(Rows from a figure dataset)
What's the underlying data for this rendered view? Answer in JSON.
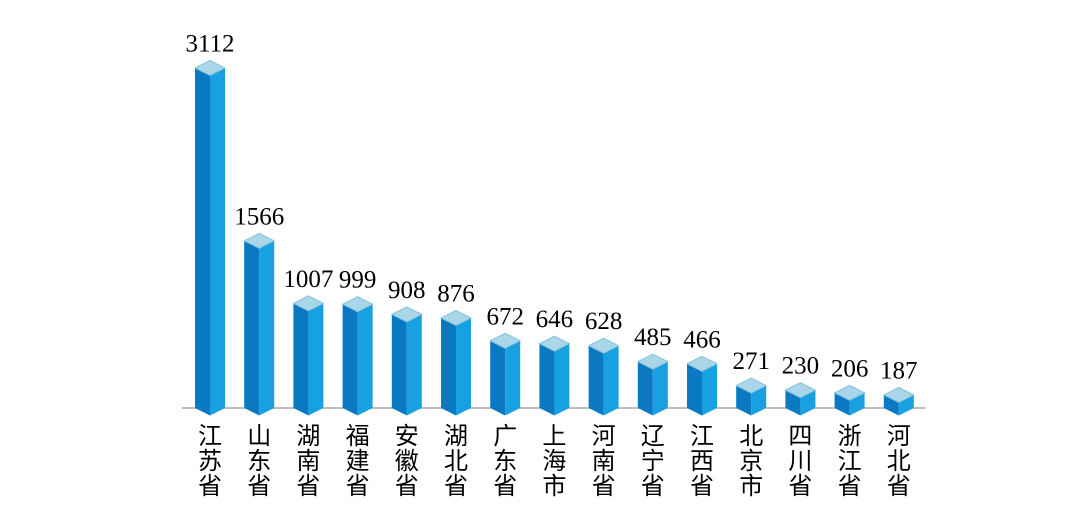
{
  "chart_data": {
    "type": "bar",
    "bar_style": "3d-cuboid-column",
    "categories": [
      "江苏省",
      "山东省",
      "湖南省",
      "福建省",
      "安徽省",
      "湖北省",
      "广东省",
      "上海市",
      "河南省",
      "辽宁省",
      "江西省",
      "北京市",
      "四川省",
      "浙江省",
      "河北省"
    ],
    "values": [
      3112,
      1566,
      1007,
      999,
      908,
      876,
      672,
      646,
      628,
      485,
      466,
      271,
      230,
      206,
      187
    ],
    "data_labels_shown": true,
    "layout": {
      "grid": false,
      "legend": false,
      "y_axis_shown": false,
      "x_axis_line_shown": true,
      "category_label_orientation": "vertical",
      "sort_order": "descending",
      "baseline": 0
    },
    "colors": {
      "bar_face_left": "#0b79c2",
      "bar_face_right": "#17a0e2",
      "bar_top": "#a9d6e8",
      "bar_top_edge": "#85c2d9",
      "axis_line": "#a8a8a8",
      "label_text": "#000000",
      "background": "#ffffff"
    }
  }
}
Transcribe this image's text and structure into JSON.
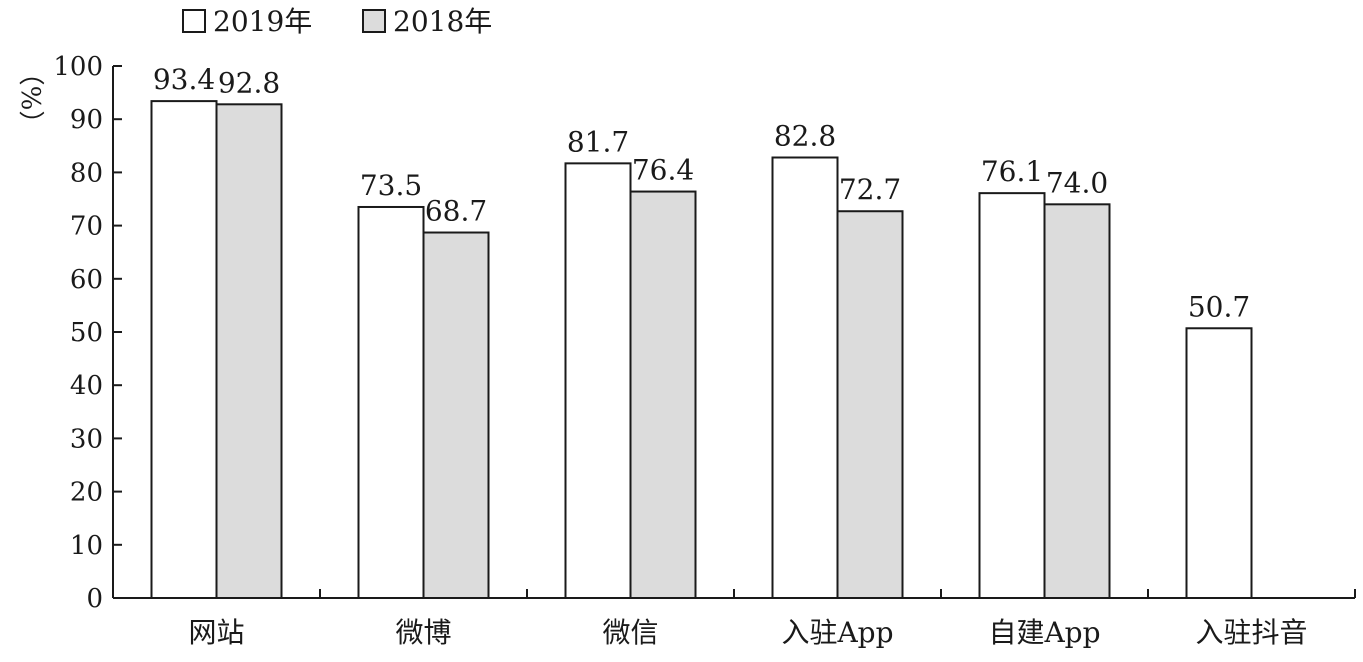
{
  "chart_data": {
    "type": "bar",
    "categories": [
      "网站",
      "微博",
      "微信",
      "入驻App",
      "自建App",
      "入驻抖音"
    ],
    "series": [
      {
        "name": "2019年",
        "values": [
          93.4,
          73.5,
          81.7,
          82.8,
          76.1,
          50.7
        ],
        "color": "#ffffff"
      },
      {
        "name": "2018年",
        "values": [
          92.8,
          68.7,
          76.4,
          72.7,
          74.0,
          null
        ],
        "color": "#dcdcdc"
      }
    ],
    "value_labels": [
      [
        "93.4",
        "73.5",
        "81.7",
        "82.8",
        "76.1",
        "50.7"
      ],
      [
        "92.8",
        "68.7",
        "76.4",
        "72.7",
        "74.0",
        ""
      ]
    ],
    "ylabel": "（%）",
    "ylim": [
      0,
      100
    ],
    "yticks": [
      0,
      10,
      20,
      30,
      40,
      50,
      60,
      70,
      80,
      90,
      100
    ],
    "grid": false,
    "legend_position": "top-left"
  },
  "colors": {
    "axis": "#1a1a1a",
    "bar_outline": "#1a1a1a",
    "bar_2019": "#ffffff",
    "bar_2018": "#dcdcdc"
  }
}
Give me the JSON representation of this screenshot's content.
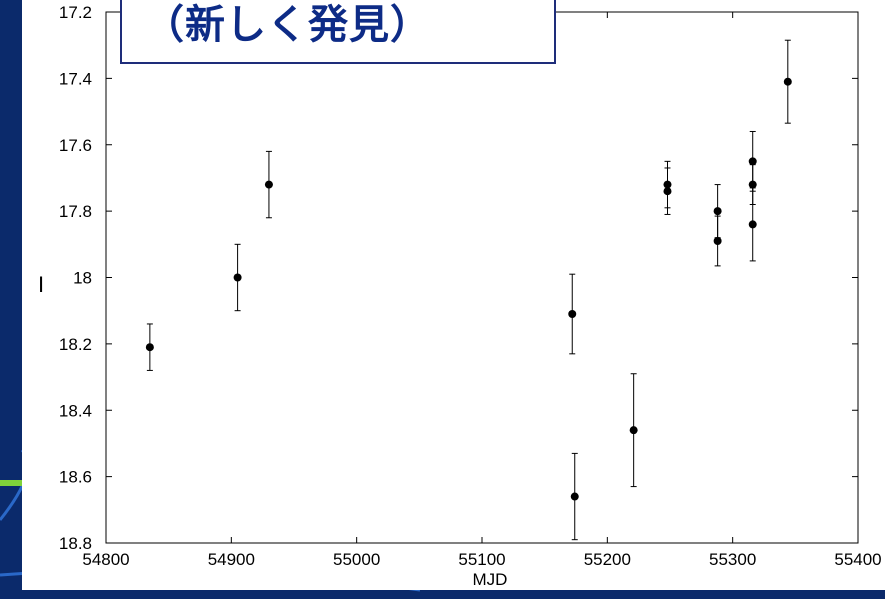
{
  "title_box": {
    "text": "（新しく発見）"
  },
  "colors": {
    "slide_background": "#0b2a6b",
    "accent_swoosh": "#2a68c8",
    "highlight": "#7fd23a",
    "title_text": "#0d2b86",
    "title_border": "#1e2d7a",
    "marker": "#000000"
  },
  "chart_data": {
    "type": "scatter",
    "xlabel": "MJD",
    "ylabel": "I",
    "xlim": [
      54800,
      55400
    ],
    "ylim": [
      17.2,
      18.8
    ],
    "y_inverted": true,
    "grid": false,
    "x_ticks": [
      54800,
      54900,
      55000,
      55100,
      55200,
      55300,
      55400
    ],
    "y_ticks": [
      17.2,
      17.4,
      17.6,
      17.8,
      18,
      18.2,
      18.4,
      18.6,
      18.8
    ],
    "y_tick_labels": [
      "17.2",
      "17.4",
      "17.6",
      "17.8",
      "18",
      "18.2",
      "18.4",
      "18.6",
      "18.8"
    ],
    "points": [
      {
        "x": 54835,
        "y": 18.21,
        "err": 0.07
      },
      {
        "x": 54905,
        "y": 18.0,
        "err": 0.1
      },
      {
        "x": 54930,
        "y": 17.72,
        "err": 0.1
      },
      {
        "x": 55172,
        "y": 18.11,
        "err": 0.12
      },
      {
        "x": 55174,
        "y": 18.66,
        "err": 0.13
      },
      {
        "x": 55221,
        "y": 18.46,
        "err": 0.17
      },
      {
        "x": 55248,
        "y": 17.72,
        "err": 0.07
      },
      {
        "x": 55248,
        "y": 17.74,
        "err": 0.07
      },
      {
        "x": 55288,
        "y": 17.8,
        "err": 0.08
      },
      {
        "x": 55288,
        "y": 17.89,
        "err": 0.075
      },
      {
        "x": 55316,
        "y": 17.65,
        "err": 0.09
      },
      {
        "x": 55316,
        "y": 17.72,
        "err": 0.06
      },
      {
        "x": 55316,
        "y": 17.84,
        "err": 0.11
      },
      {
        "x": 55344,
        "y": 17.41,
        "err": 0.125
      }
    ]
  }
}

...

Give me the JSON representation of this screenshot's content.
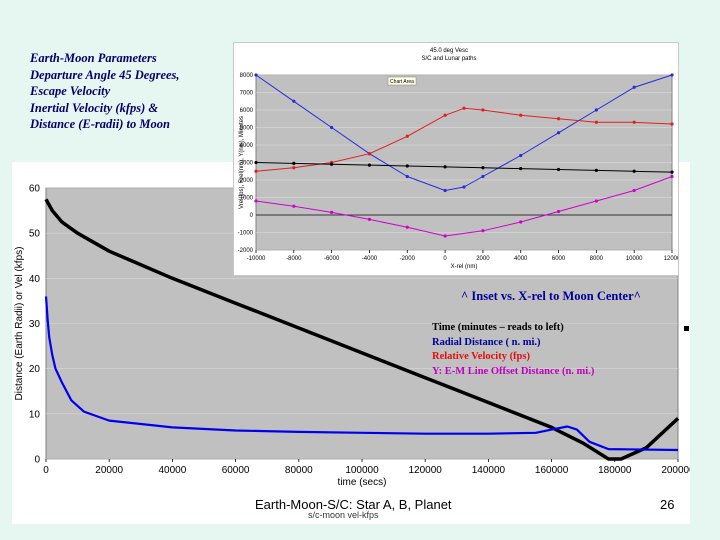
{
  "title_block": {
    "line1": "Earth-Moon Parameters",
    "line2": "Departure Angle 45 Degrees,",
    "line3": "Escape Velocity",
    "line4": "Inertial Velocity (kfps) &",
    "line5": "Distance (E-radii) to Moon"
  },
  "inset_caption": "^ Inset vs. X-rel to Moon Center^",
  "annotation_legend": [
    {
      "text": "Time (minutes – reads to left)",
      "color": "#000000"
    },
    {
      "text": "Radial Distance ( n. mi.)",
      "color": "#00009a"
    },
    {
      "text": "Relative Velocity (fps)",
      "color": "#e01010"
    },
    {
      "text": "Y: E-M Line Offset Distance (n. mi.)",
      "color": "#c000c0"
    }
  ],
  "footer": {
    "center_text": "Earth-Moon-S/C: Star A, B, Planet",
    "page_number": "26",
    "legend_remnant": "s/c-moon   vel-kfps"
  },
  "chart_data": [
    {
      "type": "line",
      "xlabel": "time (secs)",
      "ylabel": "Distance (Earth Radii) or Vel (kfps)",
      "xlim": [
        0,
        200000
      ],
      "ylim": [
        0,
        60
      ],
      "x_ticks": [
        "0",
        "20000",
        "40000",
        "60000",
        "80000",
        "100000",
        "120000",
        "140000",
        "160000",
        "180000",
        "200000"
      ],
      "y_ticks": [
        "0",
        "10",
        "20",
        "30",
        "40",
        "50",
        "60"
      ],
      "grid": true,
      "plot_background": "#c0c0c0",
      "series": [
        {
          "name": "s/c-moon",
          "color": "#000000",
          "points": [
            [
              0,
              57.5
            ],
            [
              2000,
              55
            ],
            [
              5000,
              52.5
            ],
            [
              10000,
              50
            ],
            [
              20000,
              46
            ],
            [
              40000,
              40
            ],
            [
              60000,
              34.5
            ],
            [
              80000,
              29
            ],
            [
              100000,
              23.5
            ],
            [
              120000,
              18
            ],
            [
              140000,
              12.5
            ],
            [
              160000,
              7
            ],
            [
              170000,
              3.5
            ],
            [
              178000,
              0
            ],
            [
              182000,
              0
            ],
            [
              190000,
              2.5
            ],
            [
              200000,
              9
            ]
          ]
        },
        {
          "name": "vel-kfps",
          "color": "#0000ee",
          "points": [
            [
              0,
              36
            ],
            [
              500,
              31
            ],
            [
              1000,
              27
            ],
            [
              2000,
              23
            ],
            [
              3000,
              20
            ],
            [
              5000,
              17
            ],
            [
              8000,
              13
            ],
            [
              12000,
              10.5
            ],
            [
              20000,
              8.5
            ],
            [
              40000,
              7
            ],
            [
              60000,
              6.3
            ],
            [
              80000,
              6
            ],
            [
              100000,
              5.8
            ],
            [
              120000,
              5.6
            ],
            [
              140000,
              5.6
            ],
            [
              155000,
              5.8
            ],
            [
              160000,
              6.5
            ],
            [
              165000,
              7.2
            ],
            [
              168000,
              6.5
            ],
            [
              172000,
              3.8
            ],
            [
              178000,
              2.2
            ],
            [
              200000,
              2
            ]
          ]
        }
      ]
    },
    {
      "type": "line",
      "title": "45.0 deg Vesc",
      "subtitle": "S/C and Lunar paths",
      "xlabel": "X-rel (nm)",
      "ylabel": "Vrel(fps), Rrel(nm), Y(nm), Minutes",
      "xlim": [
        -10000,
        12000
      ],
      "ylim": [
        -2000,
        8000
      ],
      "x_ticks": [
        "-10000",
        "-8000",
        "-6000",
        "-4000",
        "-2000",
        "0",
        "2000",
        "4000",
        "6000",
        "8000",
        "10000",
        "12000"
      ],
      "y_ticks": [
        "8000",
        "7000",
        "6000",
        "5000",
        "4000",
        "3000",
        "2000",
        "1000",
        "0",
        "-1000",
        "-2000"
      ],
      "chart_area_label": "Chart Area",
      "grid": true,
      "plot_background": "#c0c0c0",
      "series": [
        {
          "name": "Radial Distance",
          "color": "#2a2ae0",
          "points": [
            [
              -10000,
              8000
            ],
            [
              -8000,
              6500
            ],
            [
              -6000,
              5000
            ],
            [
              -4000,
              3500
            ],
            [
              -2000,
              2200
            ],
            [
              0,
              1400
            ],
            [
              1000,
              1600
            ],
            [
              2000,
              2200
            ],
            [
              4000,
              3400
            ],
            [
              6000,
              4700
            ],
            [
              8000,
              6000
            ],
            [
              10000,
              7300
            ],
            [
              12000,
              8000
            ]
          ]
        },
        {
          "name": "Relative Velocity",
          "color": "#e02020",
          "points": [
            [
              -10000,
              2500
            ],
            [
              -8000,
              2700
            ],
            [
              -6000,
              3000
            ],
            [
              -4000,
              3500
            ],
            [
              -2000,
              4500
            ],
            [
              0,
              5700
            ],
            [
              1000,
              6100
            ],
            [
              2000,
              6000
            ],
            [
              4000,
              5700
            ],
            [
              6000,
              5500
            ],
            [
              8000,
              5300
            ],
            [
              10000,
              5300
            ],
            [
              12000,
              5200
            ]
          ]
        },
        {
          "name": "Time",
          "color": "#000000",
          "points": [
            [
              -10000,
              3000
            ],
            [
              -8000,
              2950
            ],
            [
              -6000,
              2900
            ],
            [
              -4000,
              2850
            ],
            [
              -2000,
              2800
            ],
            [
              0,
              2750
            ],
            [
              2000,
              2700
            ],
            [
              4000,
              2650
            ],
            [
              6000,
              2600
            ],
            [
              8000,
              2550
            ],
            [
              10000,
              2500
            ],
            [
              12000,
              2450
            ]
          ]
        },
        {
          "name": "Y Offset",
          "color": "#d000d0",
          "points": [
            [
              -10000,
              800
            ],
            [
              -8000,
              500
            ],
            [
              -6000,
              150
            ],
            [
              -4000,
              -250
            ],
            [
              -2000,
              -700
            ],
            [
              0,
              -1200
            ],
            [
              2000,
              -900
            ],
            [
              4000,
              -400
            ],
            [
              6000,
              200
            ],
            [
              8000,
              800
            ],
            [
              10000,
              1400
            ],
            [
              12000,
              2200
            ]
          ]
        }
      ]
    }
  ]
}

---

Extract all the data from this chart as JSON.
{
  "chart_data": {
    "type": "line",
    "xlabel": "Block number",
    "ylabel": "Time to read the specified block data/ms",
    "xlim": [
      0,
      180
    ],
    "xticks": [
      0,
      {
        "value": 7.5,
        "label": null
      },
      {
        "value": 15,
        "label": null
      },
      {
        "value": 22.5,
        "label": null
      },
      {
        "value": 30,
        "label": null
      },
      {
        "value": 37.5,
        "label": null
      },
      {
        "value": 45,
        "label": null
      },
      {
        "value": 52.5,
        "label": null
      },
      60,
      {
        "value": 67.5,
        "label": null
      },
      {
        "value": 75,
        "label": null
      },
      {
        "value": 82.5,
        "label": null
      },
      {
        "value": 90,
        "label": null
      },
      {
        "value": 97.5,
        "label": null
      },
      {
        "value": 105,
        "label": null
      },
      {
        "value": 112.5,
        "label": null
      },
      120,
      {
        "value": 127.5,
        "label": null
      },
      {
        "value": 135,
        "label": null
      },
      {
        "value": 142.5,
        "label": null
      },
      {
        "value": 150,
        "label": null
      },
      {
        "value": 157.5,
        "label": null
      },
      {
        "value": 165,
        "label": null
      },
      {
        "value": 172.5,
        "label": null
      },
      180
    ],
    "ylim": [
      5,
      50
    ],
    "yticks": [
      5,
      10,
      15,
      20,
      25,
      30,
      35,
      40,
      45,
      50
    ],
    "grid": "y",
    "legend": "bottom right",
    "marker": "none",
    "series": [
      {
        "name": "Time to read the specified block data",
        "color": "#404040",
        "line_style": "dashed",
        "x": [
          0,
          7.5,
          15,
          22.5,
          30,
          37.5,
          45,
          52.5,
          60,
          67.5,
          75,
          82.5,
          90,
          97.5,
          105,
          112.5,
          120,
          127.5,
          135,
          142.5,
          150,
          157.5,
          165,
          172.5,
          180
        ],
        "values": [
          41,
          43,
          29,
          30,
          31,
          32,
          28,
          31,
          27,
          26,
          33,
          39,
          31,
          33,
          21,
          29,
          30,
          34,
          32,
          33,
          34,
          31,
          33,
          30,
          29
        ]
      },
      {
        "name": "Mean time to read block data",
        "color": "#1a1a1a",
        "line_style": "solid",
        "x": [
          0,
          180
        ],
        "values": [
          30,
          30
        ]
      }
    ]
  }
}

**Requirement**.
Copy every line from the records above that contains the word "Offset".

**Solution below**.
      "text": "Y: E-M Line Offset Distance (n. mi.)",
          "name": "Y Offset",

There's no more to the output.